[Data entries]

------

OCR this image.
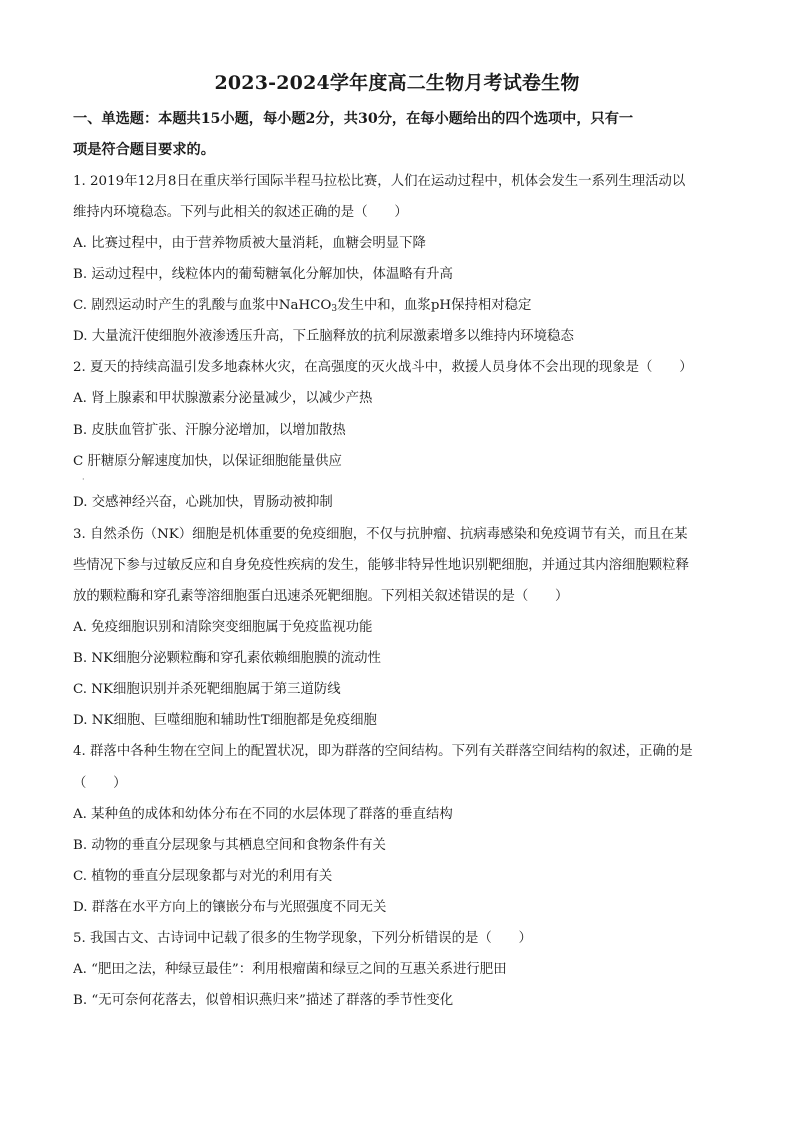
2023-2024学年度高二生物月考试卷生物
一、单选题：本题共15小题，每小题2分，共30分，在每小题给出的四个选项中，只有一
项是符合题目要求的。
1. 2019年12月8日在重庆举行国际半程马拉松比赛，人们在运动过程中，机体会发生一系列生理活动以
维持内环境稳态。下列与此相关的叙述正确的是（　　）
A. 比赛过程中，由于营养物质被大量消耗，血糖会明显下降
B. 运动过程中，线粒体内的葡萄糖氧化分解加快，体温略有升高
C. 剧烈运动时产生的乳酸与血浆中NaHCO$_3$发生中和，血浆pH保持相对稳定
D. 大量流汗使细胞外液渗透压升高，下丘脑释放的抗利尿激素增多以维持内环境稳态
2. 夏天的持续高温引发多地森林火灾，在高强度的灭火战斗中，救援人员身体不会出现的现象是（　　）
A. 肾上腺素和甲状腺激素分泌量减少，以减少产热
B. 皮肤血管扩张、汗腺分泌增加，以增加散热
C 肝糖原分解速度加快，以保证细胞能量供应
·
D. 交感神经兴奋，心跳加快，胃肠动被抑制
3. 自然杀伤（NK）细胞是机体重要的免疫细胞，不仅与抗肿瘤、抗病毒感染和免疫调节有关，而且在某
些情况下参与过敏反应和自身免疫性疾病的发生，能够非特异性地识别靶细胞，并通过其内溶细胞颗粒释
放的颗粒酶和穿孔素等溶细胞蛋白迅速杀死靶细胞。下列相关叙述错误的是（　　）
A. 免疫细胞识别和清除突变细胞属于免疫监视功能
B. NK细胞分泌颗粒酶和穿孔素依赖细胞膜的流动性
C. NK细胞识别并杀死靶细胞属于第三道防线
D. NK细胞、巨噬细胞和辅助性T细胞都是免疫细胞
4. 群落中各种生物在空间上的配置状况，即为群落的空间结构。下列有关群落空间结构的叙述，正确的是
（　　）
A. 某种鱼的成体和幼体分布在不同的水层体现了群落的垂直结构
B. 动物的垂直分层现象与其栖息空间和食物条件有关
C. 植物的垂直分层现象都与对光的利用有关
D. 群落在水平方向上的镶嵌分布与光照强度不同无关
5. 我国古文、古诗词中记载了很多的生物学现象，下列分析错误的是（　　）
A. “肥田之法，种绿豆最佳”：利用根瘤菌和绿豆之间的互惠关系进行肥田
B. “无可奈何花落去，似曾相识燕归来”描述了群落的季节性变化
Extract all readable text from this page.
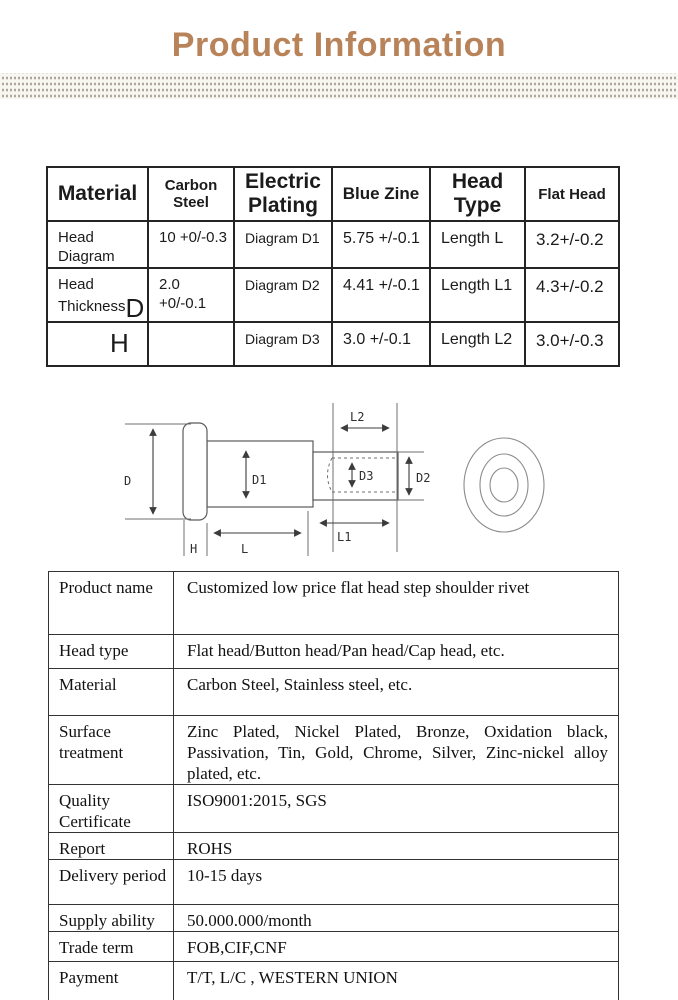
Product Information
Material	Carbon Steel	Electric Plating	Blue Zine	Head Type	Flat Head
Head Diagram	10 +0/-0.3	Diagram D1	5.75 +/-0.1	Length L	3.2+/-0.2
Head ThicknessD	2.0 +0/-0.1	Diagram D2	4.41 +/-0.1	Length L1	4.3+/-0.2
H		Diagram D3	3.0 +/-0.1	Length L2	3.0+/-0.3
D	D1	D3	D2
L2
L1
H	L
Product name	Customized low price flat head step shoulder rivet
Head type	Flat head/Button head/Pan head/Cap head, etc.
Material	Carbon Steel, Stainless steel, etc.
Surface treatment	Zinc Plated, Nickel Plated, Bronze, Oxidation black, Passivation, Tin, Gold, Chrome, Silver, Zinc-nickel alloy plated, etc.
Quality Certificate	ISO9001:2015, SGS
Report	ROHS
Delivery period	10-15 days
Supply ability	50.000.000/month
Trade term	FOB,CIF,CNF
Payment	T/T, L/C , WESTERN UNION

------

## Requirements
Repeat the listing above exactly, with no pictures.

## Exercise result
OCR this image.
2023-2024学年度高二生物月考试卷生物
一、单选题：本题共15小题，每小题2分，共30分，在每小题给出的四个选项中，只有一
项是符合题目要求的。
1. 2019年12月8日在重庆举行国际半程马拉松比赛，人们在运动过程中，机体会发生一系列生理活动以
维持内环境稳态。下列与此相关的叙述正确的是（　　）
A. 比赛过程中，由于营养物质被大量消耗，血糖会明显下降
B. 运动过程中，线粒体内的葡萄糖氧化分解加快，体温略有升高
C. 剧烈运动时产生的乳酸与血浆中NaHCO$_3$发生中和，血浆pH保持相对稳定
D. 大量流汗使细胞外液渗透压升高，下丘脑释放的抗利尿激素增多以维持内环境稳态
2. 夏天的持续高温引发多地森林火灾，在高强度的灭火战斗中，救援人员身体不会出现的现象是（　　）
A. 肾上腺素和甲状腺激素分泌量减少，以减少产热
B. 皮肤血管扩张、汗腺分泌增加，以增加散热
C 肝糖原分解速度加快，以保证细胞能量供应
·
D. 交感神经兴奋，心跳加快，胃肠动被抑制
3. 自然杀伤（NK）细胞是机体重要的免疫细胞，不仅与抗肿瘤、抗病毒感染和免疫调节有关，而且在某
些情况下参与过敏反应和自身免疫性疾病的发生，能够非特异性地识别靶细胞，并通过其内溶细胞颗粒释
放的颗粒酶和穿孔素等溶细胞蛋白迅速杀死靶细胞。下列相关叙述错误的是（　　）
A. 免疫细胞识别和清除突变细胞属于免疫监视功能
B. NK细胞分泌颗粒酶和穿孔素依赖细胞膜的流动性
C. NK细胞识别并杀死靶细胞属于第三道防线
D. NK细胞、巨噬细胞和辅助性T细胞都是免疫细胞
4. 群落中各种生物在空间上的配置状况，即为群落的空间结构。下列有关群落空间结构的叙述，正确的是
（　　）
A. 某种鱼的成体和幼体分布在不同的水层体现了群落的垂直结构
B. 动物的垂直分层现象与其栖息空间和食物条件有关
C. 植物的垂直分层现象都与对光的利用有关
D. 群落在水平方向上的镶嵌分布与光照强度不同无关
5. 我国古文、古诗词中记载了很多的生物学现象，下列分析错误的是（　　）
A. “肥田之法，种绿豆最佳”：利用根瘤菌和绿豆之间的互惠关系进行肥田
B. “无可奈何花落去，似曾相识燕归来”描述了群落的季节性变化
Extract all readable text from this page.
Product Information
Material	Carbon Steel	Electric Plating	Blue Zine	Head Type	Flat Head
Head Diagram	10 +0/-0.3	Diagram D1	5.75 +/-0.1	Length L	3.2+/-0.2
Head ThicknessD	2.0 +0/-0.1	Diagram D2	4.41 +/-0.1	Length L1	4.3+/-0.2
H		Diagram D3	3.0 +/-0.1	Length L2	3.0+/-0.3
D	D1	D3	D2
L2
L1
H	L
Product name	Customized low price flat head step shoulder rivet
Head type	Flat head/Button head/Pan head/Cap head, etc.
Material	Carbon Steel, Stainless steel, etc.
Surface treatment	Zinc Plated, Nickel Plated, Bronze, Oxidation black, Passivation, Tin, Gold, Chrome, Silver, Zinc-nickel alloy plated, etc.
Quality Certificate	ISO9001:2015, SGS
Report	ROHS
Delivery period	10-15 days
Supply ability	50.000.000/month
Trade term	FOB,CIF,CNF
Payment	T/T, L/C , WESTERN UNION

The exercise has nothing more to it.